### Required work
Go through the entries below and collect each line with the string "Economies" in it.

### Information given

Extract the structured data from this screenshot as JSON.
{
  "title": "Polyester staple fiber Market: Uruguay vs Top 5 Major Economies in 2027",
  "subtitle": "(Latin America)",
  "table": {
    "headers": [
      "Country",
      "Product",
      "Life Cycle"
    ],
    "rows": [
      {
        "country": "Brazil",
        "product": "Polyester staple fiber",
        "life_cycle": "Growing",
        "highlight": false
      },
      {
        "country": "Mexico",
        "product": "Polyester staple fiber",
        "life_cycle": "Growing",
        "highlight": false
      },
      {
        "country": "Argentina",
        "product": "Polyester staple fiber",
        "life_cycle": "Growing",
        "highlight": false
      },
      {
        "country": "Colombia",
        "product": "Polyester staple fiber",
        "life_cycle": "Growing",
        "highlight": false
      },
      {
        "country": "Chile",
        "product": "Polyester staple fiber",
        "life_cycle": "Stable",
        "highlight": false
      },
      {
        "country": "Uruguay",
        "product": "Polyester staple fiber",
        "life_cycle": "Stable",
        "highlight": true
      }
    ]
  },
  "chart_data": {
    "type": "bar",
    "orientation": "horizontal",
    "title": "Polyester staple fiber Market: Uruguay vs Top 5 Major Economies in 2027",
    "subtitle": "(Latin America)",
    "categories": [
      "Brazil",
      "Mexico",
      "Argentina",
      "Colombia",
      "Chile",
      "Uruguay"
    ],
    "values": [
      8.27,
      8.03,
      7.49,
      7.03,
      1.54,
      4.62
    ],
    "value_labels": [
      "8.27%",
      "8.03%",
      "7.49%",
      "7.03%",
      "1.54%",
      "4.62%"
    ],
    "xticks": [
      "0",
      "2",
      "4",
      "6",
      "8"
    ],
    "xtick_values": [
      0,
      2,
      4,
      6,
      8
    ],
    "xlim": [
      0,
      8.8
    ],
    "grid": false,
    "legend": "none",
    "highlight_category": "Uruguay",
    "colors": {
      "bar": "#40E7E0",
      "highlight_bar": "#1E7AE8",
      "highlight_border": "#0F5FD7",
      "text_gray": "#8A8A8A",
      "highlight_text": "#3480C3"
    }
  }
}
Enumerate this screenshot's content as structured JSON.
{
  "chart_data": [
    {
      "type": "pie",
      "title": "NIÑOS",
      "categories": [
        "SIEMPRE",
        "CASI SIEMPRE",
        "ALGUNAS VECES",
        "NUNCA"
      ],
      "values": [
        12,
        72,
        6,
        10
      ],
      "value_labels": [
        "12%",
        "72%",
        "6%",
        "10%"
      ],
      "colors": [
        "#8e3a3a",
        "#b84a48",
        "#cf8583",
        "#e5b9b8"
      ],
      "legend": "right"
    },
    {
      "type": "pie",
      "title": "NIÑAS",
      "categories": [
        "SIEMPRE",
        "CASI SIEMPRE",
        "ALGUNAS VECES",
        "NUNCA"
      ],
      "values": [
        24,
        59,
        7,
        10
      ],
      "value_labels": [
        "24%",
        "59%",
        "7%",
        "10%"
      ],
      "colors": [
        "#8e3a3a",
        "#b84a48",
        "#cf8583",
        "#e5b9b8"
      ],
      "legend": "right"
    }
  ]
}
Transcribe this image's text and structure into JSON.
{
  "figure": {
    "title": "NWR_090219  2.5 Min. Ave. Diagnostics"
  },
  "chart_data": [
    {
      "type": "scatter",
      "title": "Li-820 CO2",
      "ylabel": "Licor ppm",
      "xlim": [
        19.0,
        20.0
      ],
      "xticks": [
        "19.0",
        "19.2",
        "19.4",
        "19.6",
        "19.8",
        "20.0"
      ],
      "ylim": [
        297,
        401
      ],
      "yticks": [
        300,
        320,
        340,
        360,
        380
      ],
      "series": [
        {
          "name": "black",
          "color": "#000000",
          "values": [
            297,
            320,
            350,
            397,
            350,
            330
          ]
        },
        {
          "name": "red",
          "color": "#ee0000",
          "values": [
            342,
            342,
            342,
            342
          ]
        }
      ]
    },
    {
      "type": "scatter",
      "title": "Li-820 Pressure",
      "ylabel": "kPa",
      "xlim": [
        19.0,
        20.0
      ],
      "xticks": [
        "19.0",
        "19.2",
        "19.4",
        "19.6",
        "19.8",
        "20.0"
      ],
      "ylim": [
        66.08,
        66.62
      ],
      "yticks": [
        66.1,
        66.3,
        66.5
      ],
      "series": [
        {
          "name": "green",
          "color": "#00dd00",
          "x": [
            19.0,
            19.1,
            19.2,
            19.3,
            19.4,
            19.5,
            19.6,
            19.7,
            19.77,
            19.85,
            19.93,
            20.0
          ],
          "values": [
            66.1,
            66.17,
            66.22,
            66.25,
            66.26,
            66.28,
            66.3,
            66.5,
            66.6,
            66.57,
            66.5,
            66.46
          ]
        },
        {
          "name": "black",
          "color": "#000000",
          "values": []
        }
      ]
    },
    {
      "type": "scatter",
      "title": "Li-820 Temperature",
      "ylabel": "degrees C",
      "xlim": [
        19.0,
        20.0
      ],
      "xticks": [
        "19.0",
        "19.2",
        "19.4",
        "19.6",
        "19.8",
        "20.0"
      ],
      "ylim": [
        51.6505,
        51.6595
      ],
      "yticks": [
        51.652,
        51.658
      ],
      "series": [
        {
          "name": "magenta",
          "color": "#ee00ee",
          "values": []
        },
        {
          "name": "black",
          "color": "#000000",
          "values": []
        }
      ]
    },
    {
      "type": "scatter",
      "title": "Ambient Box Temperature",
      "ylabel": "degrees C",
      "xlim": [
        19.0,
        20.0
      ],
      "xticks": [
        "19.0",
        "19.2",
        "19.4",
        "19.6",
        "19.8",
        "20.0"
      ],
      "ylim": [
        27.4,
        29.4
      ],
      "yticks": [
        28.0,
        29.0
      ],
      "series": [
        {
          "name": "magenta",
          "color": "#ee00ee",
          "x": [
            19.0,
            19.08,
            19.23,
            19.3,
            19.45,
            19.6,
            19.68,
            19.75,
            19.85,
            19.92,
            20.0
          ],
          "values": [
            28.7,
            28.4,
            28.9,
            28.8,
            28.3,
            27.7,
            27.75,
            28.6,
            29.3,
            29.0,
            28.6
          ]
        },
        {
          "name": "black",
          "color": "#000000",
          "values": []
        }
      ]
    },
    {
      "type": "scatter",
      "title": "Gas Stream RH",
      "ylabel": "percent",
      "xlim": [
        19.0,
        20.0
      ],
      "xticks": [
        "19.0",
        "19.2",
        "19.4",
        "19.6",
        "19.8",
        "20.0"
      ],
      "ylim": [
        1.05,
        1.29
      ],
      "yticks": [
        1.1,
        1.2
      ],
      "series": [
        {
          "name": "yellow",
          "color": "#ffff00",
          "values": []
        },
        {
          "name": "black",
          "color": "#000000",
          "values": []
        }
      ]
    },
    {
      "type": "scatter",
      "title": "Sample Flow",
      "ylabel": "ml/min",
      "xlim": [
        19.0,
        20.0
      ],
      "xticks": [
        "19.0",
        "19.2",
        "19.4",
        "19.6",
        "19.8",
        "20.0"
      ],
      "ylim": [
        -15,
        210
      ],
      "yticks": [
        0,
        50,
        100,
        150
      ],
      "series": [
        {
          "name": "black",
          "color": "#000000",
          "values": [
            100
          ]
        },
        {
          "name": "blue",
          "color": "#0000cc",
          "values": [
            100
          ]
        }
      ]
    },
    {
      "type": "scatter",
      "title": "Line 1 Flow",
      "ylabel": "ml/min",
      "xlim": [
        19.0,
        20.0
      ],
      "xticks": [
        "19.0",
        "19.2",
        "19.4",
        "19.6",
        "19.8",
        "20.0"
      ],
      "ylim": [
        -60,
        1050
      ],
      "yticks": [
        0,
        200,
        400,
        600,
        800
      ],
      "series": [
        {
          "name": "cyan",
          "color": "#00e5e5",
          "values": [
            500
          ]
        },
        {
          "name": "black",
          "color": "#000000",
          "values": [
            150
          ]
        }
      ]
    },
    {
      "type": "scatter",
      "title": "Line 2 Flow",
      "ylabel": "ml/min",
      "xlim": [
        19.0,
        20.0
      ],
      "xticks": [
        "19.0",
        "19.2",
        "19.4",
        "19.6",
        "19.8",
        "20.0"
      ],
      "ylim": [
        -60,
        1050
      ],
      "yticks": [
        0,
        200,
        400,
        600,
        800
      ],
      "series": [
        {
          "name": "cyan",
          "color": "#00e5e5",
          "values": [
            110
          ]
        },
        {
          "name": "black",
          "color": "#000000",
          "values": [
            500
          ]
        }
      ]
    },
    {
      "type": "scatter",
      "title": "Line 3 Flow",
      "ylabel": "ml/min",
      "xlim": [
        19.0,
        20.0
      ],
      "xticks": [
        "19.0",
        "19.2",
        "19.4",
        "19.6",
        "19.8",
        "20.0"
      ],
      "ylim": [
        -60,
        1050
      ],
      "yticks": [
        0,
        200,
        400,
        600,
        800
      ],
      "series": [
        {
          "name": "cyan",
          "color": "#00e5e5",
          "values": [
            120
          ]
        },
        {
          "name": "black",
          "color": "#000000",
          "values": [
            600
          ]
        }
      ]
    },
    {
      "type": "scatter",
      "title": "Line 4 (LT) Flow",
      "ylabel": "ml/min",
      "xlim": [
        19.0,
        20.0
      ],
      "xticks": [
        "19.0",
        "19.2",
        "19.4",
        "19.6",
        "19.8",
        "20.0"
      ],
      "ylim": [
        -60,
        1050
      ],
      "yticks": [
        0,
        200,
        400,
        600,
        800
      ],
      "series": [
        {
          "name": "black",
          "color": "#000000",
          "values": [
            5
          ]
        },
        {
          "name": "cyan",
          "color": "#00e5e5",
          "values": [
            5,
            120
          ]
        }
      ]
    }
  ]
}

### Solution
  "title": "Polyester staple fiber Market: Uruguay vs Top 5 Major Economies in 2027",
    "title": "Polyester staple fiber Market: Uruguay vs Top 5 Major Economies in 2027",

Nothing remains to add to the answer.